____ Records

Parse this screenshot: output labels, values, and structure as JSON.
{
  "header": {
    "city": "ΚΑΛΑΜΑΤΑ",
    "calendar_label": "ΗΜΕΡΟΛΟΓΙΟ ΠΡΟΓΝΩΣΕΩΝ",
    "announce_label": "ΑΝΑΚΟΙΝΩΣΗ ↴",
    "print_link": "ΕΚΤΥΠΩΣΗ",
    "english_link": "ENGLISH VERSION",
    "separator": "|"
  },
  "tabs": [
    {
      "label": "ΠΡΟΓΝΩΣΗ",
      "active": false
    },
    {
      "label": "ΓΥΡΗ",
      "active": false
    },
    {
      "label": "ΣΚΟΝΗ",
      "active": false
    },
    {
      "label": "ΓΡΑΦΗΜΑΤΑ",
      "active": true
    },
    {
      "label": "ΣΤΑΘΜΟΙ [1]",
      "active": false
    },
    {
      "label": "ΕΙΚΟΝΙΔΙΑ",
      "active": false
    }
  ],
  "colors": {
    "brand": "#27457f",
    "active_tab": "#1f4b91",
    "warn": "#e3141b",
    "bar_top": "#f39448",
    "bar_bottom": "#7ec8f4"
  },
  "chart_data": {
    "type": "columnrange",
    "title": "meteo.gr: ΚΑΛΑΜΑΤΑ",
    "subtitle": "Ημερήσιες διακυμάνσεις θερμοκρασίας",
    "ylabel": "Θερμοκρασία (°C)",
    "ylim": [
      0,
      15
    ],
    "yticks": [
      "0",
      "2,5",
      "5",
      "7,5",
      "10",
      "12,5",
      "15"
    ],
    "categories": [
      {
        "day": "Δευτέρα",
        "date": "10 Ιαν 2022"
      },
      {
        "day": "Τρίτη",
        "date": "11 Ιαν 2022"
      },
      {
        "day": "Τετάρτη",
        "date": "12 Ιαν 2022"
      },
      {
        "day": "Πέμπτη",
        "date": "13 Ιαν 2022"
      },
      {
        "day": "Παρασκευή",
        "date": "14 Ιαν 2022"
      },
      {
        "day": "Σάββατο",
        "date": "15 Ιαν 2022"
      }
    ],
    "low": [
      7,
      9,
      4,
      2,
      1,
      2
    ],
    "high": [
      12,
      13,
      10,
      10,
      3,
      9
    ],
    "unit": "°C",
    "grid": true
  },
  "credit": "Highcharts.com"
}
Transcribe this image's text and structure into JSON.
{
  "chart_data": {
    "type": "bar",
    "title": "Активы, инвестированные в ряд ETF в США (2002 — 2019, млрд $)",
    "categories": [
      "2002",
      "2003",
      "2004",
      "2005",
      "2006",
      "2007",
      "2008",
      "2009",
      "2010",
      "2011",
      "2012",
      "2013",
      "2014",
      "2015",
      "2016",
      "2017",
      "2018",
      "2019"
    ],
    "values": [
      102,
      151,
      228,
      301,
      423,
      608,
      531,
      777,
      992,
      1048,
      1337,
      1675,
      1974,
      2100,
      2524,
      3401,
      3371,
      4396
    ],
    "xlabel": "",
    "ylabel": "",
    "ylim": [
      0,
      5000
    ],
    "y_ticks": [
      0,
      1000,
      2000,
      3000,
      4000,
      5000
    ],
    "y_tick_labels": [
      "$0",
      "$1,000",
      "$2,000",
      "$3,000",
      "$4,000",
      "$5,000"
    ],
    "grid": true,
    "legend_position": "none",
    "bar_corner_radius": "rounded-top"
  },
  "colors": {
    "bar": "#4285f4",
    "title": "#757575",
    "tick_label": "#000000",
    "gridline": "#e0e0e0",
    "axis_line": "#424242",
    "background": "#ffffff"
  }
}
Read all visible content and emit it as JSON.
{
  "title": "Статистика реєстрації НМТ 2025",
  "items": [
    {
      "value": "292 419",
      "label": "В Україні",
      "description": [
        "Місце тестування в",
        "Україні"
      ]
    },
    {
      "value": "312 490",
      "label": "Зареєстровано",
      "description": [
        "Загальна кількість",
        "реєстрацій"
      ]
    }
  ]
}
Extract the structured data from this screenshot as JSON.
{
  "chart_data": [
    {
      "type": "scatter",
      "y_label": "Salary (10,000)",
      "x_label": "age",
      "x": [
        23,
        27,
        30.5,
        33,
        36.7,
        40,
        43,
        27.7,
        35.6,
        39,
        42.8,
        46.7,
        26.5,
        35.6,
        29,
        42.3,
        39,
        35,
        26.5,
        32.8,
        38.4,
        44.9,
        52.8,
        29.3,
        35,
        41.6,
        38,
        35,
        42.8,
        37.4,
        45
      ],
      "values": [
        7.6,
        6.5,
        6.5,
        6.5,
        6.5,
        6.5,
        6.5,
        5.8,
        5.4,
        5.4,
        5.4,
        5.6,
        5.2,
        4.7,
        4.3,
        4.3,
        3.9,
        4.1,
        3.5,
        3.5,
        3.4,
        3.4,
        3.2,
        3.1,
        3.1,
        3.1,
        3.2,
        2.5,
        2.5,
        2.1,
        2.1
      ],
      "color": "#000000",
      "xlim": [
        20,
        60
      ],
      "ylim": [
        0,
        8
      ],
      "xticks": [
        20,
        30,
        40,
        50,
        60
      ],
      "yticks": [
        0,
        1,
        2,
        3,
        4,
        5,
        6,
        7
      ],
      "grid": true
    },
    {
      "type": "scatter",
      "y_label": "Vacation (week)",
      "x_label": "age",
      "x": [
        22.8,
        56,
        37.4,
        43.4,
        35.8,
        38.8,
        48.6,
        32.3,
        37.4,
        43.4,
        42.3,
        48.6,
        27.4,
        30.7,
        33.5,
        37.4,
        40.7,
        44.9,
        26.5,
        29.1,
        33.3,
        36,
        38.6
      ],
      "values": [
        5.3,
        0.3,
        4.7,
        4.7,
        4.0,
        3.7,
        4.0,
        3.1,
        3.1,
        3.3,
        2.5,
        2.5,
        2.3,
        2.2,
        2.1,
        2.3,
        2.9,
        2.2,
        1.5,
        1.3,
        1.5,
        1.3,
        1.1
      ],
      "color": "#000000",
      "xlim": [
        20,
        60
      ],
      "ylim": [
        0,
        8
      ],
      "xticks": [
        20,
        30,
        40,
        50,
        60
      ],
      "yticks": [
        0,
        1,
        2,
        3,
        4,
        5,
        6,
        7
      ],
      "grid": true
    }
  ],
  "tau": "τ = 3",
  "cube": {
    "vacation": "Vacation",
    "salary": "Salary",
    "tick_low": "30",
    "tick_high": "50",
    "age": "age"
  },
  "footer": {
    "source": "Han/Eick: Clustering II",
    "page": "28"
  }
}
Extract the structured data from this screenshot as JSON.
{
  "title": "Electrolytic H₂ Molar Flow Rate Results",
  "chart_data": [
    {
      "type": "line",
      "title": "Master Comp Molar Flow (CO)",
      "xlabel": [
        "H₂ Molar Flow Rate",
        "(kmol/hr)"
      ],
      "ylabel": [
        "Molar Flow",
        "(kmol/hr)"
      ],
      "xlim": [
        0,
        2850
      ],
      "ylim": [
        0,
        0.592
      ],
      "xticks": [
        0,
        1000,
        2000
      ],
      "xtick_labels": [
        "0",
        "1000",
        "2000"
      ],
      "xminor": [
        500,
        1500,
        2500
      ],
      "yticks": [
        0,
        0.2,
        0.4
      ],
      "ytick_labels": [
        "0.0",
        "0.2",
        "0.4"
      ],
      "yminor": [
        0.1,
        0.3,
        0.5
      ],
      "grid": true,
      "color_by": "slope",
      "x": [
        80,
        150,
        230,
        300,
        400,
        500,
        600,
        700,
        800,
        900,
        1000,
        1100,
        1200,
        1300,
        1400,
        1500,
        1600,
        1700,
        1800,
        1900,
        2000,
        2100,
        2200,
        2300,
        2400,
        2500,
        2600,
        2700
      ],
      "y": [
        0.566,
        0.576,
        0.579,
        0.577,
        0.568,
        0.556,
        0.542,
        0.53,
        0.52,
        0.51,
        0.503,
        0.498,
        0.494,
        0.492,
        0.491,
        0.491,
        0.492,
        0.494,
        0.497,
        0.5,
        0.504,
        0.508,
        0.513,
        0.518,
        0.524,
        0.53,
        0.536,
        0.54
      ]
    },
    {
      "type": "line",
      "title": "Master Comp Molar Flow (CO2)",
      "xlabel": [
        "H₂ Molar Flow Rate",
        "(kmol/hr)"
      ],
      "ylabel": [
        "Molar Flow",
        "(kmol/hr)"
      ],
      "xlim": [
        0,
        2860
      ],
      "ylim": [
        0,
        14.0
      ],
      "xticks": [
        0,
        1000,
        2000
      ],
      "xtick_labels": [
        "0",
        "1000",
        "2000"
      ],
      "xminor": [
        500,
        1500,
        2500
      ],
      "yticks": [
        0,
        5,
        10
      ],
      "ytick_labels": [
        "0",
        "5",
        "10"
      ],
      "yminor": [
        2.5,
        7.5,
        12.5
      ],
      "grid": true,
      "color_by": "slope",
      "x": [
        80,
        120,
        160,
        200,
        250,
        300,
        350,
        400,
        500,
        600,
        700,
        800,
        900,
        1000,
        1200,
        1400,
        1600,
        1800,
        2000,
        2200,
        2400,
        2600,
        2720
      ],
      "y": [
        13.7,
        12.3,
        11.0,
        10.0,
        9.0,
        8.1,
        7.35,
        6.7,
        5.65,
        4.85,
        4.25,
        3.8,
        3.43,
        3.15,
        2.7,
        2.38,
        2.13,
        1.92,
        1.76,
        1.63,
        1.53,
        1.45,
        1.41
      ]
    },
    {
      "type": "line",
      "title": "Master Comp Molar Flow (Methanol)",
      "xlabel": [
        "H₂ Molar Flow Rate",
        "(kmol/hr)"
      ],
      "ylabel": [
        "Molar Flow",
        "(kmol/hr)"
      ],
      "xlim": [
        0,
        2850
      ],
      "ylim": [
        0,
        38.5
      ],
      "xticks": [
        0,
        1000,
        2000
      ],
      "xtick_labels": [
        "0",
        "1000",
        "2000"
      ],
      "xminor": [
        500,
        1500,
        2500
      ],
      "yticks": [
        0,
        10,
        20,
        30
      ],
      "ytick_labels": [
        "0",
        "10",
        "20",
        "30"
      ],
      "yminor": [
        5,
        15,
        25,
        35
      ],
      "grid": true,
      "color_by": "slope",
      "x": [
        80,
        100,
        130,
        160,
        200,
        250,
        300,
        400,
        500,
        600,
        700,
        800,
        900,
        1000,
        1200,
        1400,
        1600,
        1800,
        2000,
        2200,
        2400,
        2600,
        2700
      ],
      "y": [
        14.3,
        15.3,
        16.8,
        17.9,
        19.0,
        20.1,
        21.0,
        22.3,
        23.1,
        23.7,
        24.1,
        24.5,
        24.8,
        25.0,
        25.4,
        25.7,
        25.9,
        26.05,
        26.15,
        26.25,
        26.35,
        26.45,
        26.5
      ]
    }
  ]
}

________

▸ Instruction
Copy out each line of the entries that holds "ΚΑΛΑΜΑΤΑ".

▸ Task answer
    "city": "ΚΑΛΑΜΑΤΑ",
    "title": "meteo.gr: ΚΑΛΑΜΑΤΑ",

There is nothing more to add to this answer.